ZADANIA PISEMNE:
**a)** Wyjaśnij na podstawie tekstu o windzie kosmicznej, dlaczego zakłada się, że najpierw zostanie wyniesiony możliwie lekki „zaczątek” windy.
**b)** Odpowiedz krótko na pytania do tekstu o windzie kosmicznej.
(i) Ile mniej więcej mocy dostarczałby jeden 10-metrowy głaz sprowadzany dziennie z orbity?
(ii) Co z czasem mogłoby zostać dołączone do liny jako zapas masy?
(iii) Jak tekst określa rakiety kosmiczne jako sposób wynoszenia ładunków?
**c)** Wypisz bez zmian fragment tekstu o windzie kosmicznej: zacznij od słów „[edytuj] Budowa windy”, a zakończ na słowach „jak winda kosmiczna.”.

TREŚĆ DOKUMENTU:

━━━━━━━━━━━━━━━━━━━━

Warto zauważyć, że jedno rozwiązanie nie wyklucza drugiego. Do masy umieszczonej na orbicie można później dołączyć linę rozciągniętą w przeciwnym kierunku, która w takiej sytuacji mogłaby nawet być dłuższa i umożliwiać nadawanie pojazdom większych prędkości. Z drugiej strony winda może też służyć jako czyste i wydajne źródło energii, jeśli będzie się czerpać energię ze sprowadzania przy jej pomocy dużych mas z orbity (jeden 10-cio metrowy głaz dziennie dostarczałby mniej więcej gigawata mocy). Możliwe więc, że początkowo winda będzie się składać z samej liny, ale z czasem zostanie do niej dołączona przechwycona asteroida jako zapas masy.
[edytuj] Budowa windy
Rakiety kosmiczne są bardzo kosztownym sposobem wynoszenia ładunków w kosmos. Aby zminimalizować koszty budowy windy, zakłada się początkowe wyniesienie możliwie lekkiego "zaczątka" windy, który mógłby posłużyć do wyniesienia reszty jej masy, działając sam jak winda kosmiczna.

━━━━━━━━━━━━━━━━━━━━

[Rekordy obszarów układu strony]
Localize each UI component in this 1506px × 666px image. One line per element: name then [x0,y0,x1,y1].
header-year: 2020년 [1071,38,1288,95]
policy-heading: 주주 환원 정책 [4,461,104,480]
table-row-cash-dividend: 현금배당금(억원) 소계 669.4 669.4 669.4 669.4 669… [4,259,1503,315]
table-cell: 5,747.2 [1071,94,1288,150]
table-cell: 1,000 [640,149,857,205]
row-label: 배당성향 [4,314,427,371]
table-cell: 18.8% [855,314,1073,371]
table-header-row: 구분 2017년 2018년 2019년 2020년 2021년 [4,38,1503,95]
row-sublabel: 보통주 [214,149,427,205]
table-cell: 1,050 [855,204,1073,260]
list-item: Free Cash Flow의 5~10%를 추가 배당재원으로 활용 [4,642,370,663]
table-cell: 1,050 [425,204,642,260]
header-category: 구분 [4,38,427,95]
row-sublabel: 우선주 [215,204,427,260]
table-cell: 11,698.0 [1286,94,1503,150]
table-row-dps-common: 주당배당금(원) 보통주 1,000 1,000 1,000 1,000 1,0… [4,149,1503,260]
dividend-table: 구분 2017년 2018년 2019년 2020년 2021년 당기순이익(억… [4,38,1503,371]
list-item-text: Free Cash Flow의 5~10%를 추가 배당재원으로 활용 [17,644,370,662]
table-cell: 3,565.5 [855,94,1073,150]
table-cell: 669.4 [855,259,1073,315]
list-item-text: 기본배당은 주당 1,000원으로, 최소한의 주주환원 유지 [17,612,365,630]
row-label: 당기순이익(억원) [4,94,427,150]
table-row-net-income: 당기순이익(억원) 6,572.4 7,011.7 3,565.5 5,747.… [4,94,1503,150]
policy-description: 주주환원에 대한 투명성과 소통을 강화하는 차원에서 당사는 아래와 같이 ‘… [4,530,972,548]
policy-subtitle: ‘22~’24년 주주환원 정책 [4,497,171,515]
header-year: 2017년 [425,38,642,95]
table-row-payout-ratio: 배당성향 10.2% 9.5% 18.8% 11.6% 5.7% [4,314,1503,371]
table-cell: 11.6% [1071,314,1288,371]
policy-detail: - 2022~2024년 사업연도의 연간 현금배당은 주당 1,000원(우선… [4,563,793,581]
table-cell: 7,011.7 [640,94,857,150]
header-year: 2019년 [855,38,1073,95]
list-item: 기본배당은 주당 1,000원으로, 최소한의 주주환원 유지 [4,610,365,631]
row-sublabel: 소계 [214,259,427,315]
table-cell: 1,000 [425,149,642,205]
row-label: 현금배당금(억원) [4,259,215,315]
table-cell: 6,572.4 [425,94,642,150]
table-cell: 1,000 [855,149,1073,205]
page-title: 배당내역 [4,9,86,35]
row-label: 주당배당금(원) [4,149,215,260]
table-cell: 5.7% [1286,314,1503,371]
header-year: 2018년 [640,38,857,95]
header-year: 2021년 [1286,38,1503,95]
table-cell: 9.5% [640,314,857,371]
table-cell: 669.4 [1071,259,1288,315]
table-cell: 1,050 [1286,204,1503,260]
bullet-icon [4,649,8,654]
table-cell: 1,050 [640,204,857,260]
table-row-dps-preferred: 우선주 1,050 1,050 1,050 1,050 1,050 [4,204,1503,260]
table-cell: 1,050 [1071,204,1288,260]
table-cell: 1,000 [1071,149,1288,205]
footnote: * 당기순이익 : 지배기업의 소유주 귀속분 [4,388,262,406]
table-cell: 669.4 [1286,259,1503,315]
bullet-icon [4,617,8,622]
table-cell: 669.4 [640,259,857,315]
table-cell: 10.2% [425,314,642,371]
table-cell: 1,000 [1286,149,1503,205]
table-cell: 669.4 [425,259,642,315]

━━━━━━━━━━━━━━━━━━━━

ROZWIĄZANIA ZADAŃ:
**a)** Rakiety kosmiczne są bardzo kosztownym sposobem wynoszenia ładunków w kosmos. Lekki „zaczątek” sam działałby jak winda kosmiczna i mógłby posłużyć do wyniesienia reszty masy windy. Pozwala to zminimalizować koszty jej budowy.

**b)**
(i) Mniej więcej gigawat.
(ii) Przechwycona asteroida.
(iii) Jako bardzo kosztowny sposób wynoszenia ładunków w kosmos.

**c)**
[edytuj] Budowa windy
Rakiety kosmiczne są bardzo kosztownym sposobem wynoszenia ładunków w kosmos. Aby zminimalizować koszty budowy windy, zakłada się początkowe wyniesienie możliwie lekkiego "zaczątka" windy, który mógłby posłużyć do wyniesienia reszty jej masy, działając sam jak winda kosmiczna.